Collected data entries
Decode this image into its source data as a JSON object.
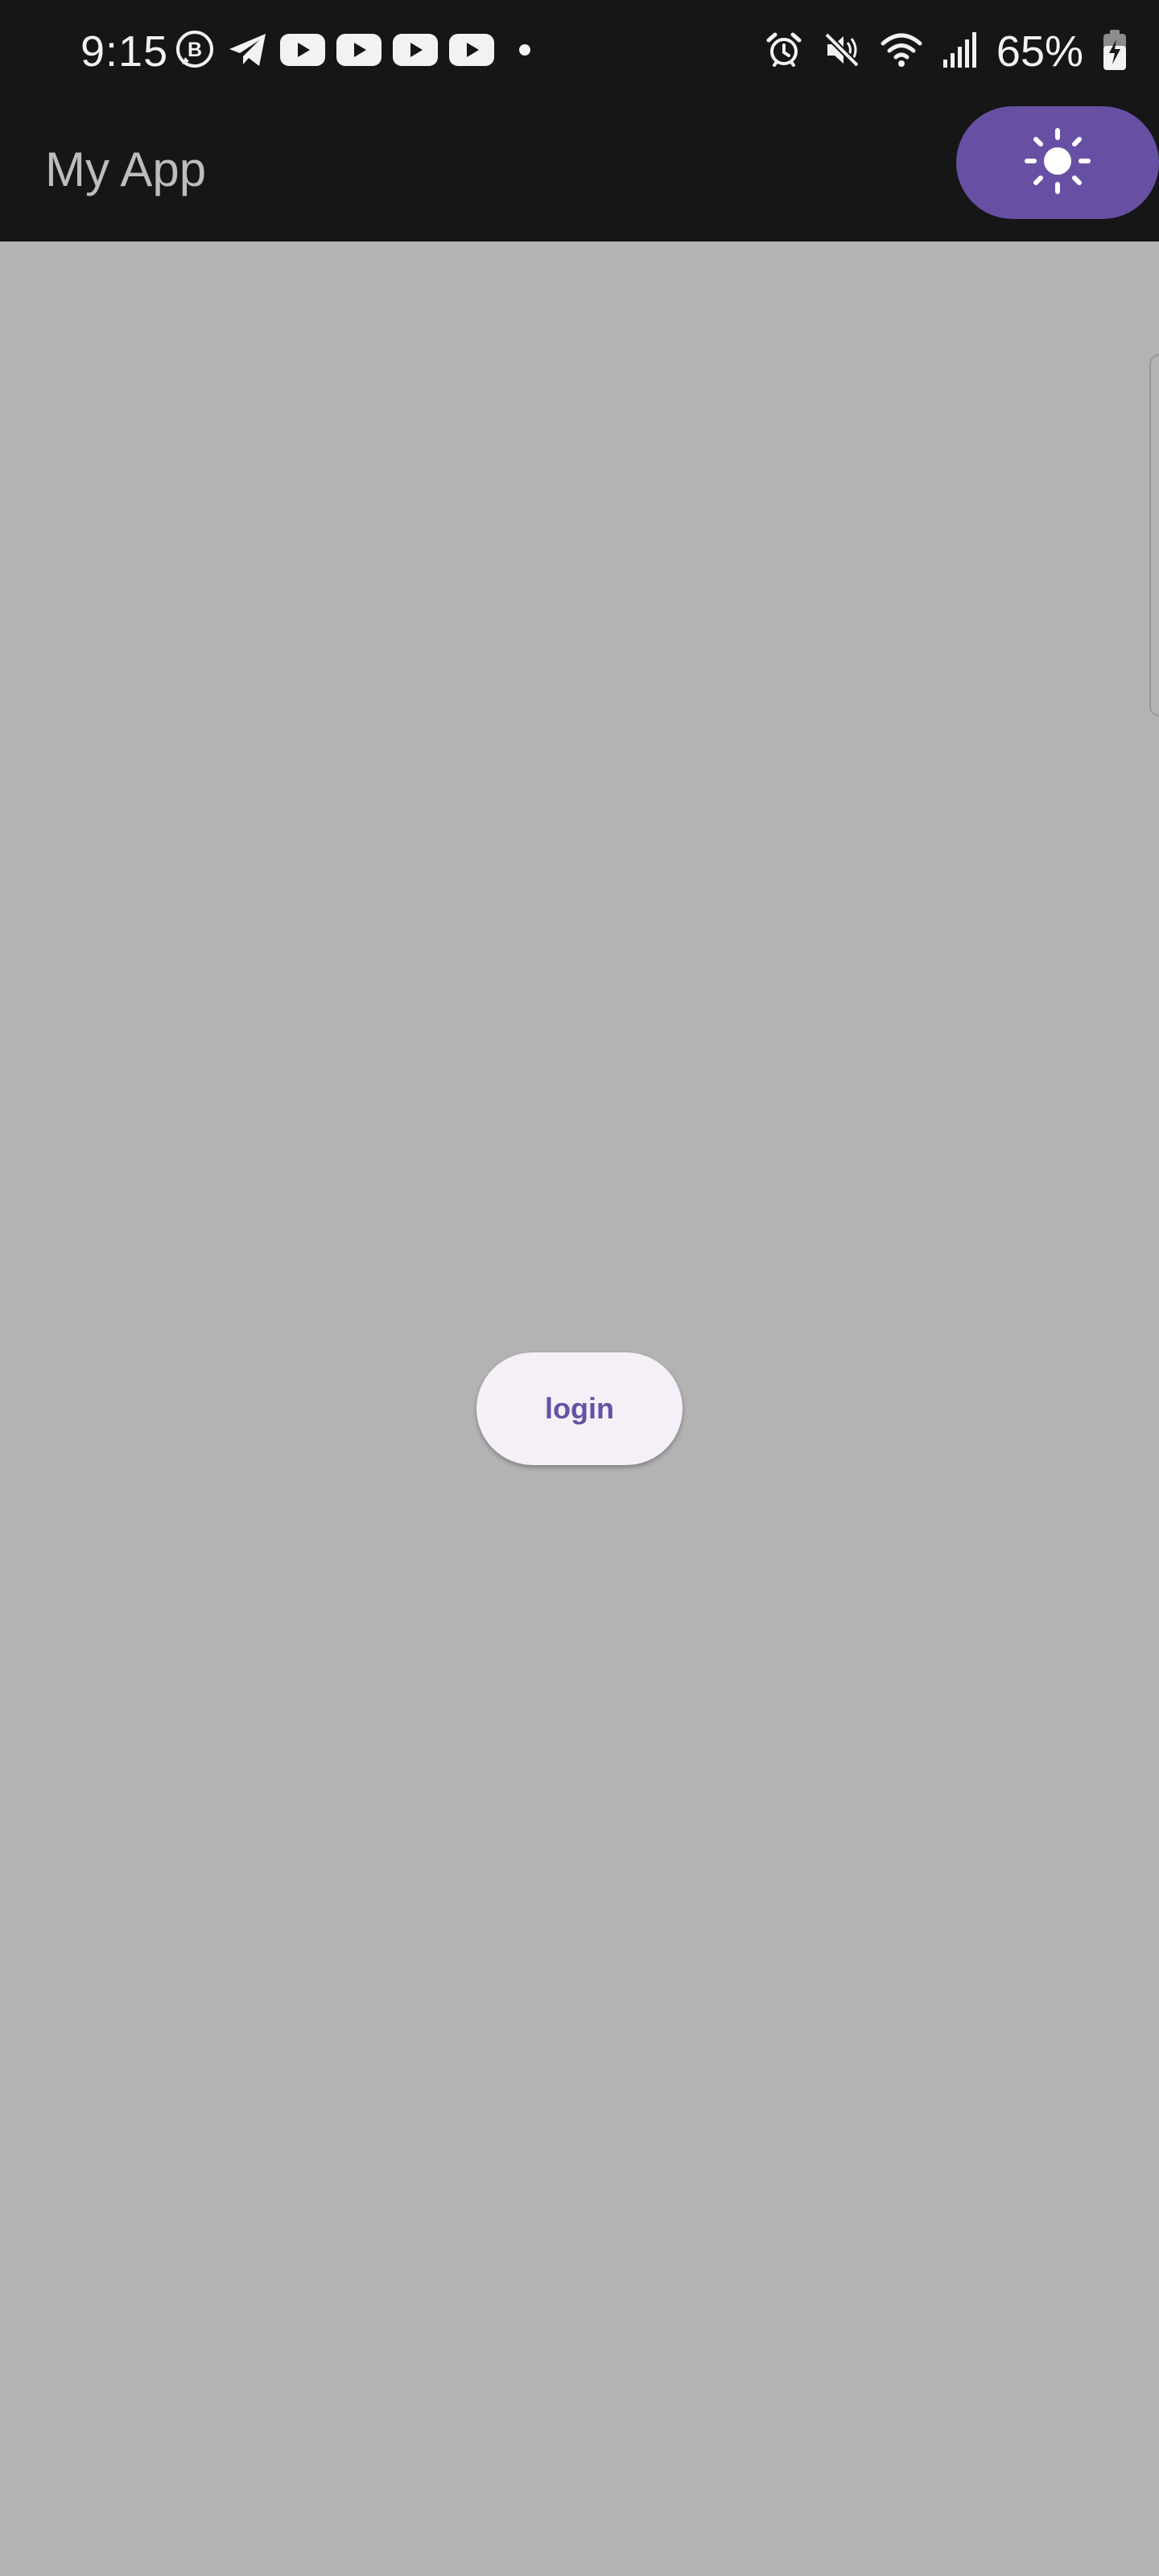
{
  "status_bar": {
    "time": "9:15",
    "left_icons": [
      "whatsapp-business-icon",
      "telegram-icon",
      "youtube-icon",
      "youtube-icon",
      "youtube-icon",
      "youtube-icon",
      "dot-icon"
    ],
    "right_icons": [
      "alarm-icon",
      "mute-icon",
      "wifi-icon",
      "signal-icon",
      "battery-charging-icon"
    ],
    "battery": "65%"
  },
  "app_bar": {
    "title": "My App",
    "theme_icon": "sun-icon",
    "accent": "#6750a4"
  },
  "main": {
    "login_label": "login",
    "background": "#b3b3b3"
  }
}
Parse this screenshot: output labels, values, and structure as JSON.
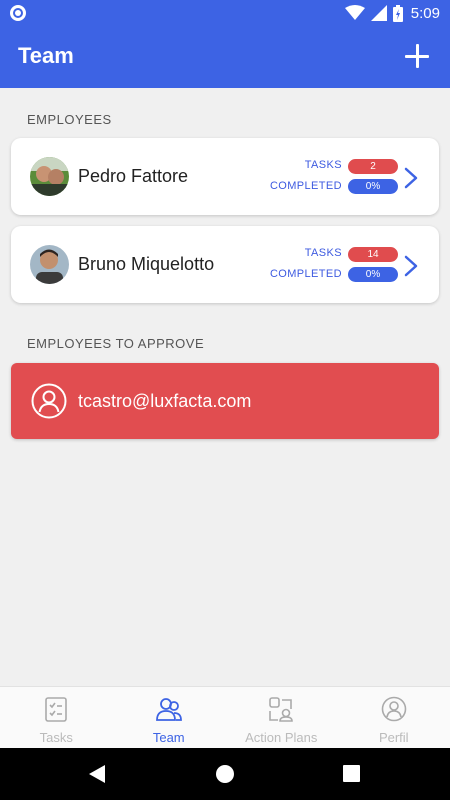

* _AIM_:
Without the pictures, transcribe the listing above exactly.

* _ANSWER TO THE PROBLEM_:
Decode this image into its source data as a JSON object.
{
  "status_bar": {
    "time": "9:15",
    "left_icons": [
      "whatsapp-business-icon",
      "telegram-icon",
      "youtube-icon",
      "youtube-icon",
      "youtube-icon",
      "youtube-icon",
      "dot-icon"
    ],
    "right_icons": [
      "alarm-icon",
      "mute-icon",
      "wifi-icon",
      "signal-icon",
      "battery-charging-icon"
    ],
    "battery": "65%"
  },
  "app_bar": {
    "title": "My App",
    "theme_icon": "sun-icon",
    "accent": "#6750a4"
  },
  "main": {
    "login_label": "login",
    "background": "#b3b3b3"
  }
}
Parse this screenshot: output labels, values, and structure as JSON.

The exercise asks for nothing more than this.